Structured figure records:
---

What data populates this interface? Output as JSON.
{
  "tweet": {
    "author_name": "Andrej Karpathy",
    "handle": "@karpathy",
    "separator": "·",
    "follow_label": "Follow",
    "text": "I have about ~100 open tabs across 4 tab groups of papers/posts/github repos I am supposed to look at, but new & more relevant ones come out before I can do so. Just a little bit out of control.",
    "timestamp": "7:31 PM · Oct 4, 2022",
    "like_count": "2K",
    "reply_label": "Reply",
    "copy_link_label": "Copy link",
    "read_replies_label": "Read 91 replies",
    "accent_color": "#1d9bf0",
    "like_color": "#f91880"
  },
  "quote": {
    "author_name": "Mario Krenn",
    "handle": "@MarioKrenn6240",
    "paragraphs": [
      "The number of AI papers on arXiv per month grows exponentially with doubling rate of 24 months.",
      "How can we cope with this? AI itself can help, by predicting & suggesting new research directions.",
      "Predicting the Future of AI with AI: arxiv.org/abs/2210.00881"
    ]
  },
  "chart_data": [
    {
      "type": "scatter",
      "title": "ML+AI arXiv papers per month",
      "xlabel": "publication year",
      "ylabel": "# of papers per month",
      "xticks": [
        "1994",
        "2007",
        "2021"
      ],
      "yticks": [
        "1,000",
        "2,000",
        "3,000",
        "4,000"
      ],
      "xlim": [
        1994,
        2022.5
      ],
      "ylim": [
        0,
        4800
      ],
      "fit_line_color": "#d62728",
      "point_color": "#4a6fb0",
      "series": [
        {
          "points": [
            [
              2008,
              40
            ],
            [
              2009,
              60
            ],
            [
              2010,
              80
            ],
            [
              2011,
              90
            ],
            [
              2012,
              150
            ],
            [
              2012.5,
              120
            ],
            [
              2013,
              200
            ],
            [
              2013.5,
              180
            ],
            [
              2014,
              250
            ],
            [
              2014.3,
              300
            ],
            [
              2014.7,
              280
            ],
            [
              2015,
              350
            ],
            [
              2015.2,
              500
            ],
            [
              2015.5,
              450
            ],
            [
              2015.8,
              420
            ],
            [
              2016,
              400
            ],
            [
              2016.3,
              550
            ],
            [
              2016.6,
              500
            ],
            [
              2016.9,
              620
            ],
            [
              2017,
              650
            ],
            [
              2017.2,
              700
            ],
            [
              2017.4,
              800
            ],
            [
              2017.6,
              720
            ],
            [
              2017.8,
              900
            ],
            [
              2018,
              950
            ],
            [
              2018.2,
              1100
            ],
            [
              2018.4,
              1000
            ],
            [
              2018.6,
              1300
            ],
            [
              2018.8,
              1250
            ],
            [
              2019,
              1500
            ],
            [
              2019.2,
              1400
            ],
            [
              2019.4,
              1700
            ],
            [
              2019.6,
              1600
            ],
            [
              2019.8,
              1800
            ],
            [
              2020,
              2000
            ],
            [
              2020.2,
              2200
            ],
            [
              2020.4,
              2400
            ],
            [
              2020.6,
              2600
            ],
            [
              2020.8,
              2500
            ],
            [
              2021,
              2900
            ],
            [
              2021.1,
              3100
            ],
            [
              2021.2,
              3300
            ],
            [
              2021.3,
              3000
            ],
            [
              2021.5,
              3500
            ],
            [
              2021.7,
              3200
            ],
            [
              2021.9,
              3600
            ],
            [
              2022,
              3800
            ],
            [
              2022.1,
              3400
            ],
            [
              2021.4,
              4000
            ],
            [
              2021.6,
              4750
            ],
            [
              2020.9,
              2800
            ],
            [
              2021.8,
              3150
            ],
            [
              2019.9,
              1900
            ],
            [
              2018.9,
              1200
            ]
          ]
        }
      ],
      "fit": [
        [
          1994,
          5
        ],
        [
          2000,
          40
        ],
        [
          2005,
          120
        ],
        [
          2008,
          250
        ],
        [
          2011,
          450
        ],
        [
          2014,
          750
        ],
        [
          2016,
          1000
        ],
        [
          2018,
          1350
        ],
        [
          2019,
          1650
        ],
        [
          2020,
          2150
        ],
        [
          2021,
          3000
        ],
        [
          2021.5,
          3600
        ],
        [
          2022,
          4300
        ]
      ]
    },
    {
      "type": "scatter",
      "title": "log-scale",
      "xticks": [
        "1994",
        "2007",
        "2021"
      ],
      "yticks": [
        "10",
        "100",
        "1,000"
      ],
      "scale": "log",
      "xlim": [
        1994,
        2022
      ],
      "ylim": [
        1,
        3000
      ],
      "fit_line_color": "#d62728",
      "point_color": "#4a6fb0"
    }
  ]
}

---

Take the lines above and retype all of them exactly.

__Complete response__:
What data populates this interface? Output as JSON.
{
  "tweet": {
    "author_name": "Andrej Karpathy",
    "handle": "@karpathy",
    "separator": "·",
    "follow_label": "Follow",
    "text": "I have about ~100 open tabs across 4 tab groups of papers/posts/github repos I am supposed to look at, but new & more relevant ones come out before I can do so. Just a little bit out of control.",
    "timestamp": "7:31 PM · Oct 4, 2022",
    "like_count": "2K",
    "reply_label": "Reply",
    "copy_link_label": "Copy link",
    "read_replies_label": "Read 91 replies",
    "accent_color": "#1d9bf0",
    "like_color": "#f91880"
  },
  "quote": {
    "author_name": "Mario Krenn",
    "handle": "@MarioKrenn6240",
    "paragraphs": [
      "The number of AI papers on arXiv per month grows exponentially with doubling rate of 24 months.",
      "How can we cope with this? AI itself can help, by predicting & suggesting new research directions.",
      "Predicting the Future of AI with AI: arxiv.org/abs/2210.00881"
    ]
  },
  "chart_data": [
    {
      "type": "scatter",
      "title": "ML+AI arXiv papers per month",
      "xlabel": "publication year",
      "ylabel": "# of papers per month",
      "xticks": [
        "1994",
        "2007",
        "2021"
      ],
      "yticks": [
        "1,000",
        "2,000",
        "3,000",
        "4,000"
      ],
      "xlim": [
        1994,
        2022.5
      ],
      "ylim": [
        0,
        4800
      ],
      "fit_line_color": "#d62728",
      "point_color": "#4a6fb0",
      "series": [
        {
          "points": [
            [
              2008,
              40
            ],
            [
              2009,
              60
            ],
            [
              2010,
              80
            ],
            [
              2011,
              90
            ],
            [
              2012,
              150
            ],
            [
              2012.5,
              120
            ],
            [
              2013,
              200
            ],
            [
              2013.5,
              180
            ],
            [
              2014,
              250
            ],
            [
              2014.3,
              300
            ],
            [
              2014.7,
              280
            ],
            [
              2015,
              350
            ],
            [
              2015.2,
              500
            ],
            [
              2015.5,
              450
            ],
            [
              2015.8,
              420
            ],
            [
              2016,
              400
            ],
            [
              2016.3,
              550
            ],
            [
              2016.6,
              500
            ],
            [
              2016.9,
              620
            ],
            [
              2017,
              650
            ],
            [
              2017.2,
              700
            ],
            [
              2017.4,
              800
            ],
            [
              2017.6,
              720
            ],
            [
              2017.8,
              900
            ],
            [
              2018,
              950
            ],
            [
              2018.2,
              1100
            ],
            [
              2018.4,
              1000
            ],
            [
              2018.6,
              1300
            ],
            [
              2018.8,
              1250
            ],
            [
              2019,
              1500
            ],
            [
              2019.2,
              1400
            ],
            [
              2019.4,
              1700
            ],
            [
              2019.6,
              1600
            ],
            [
              2019.8,
              1800
            ],
            [
              2020,
              2000
            ],
            [
              2020.2,
              2200
            ],
            [
              2020.4,
              2400
            ],
            [
              2020.6,
              2600
            ],
            [
              2020.8,
              2500
            ],
            [
              2021,
              2900
            ],
            [
              2021.1,
              3100
            ],
            [
              2021.2,
              3300
            ],
            [
              2021.3,
              3000
            ],
            [
              2021.5,
              3500
            ],
            [
              2021.7,
              3200
            ],
            [
              2021.9,
              3600
            ],
            [
              2022,
              3800
            ],
            [
              2022.1,
              3400
            ],
            [
              2021.4,
              4000
            ],
            [
              2021.6,
              4750
            ],
            [
              2020.9,
              2800
            ],
            [
              2021.8,
              3150
            ],
            [
              2019.9,
              1900
            ],
            [
              2018.9,
              1200
            ]
          ]
        }
      ],
      "fit": [
        [
          1994,
          5
        ],
        [
          2000,
          40
        ],
        [
          2005,
          120
        ],
        [
          2008,
          250
        ],
        [
          2011,
          450
        ],
        [
          2014,
          750
        ],
        [
          2016,
          1000
        ],
        [
          2018,
          1350
        ],
        [
          2019,
          1650
        ],
        [
          2020,
          2150
        ],
        [
          2021,
          3000
        ],
        [
          2021.5,
          3600
        ],
        [
          2022,
          4300
        ]
      ]
    },
    {
      "type": "scatter",
      "title": "log-scale",
      "xticks": [
        "1994",
        "2007",
        "2021"
      ],
      "yticks": [
        "10",
        "100",
        "1,000"
      ],
      "scale": "log",
      "xlim": [
        1994,
        2022
      ],
      "ylim": [
        1,
        3000
      ],
      "fit_line_color": "#d62728",
      "point_color": "#4a6fb0"
    }
  ]
}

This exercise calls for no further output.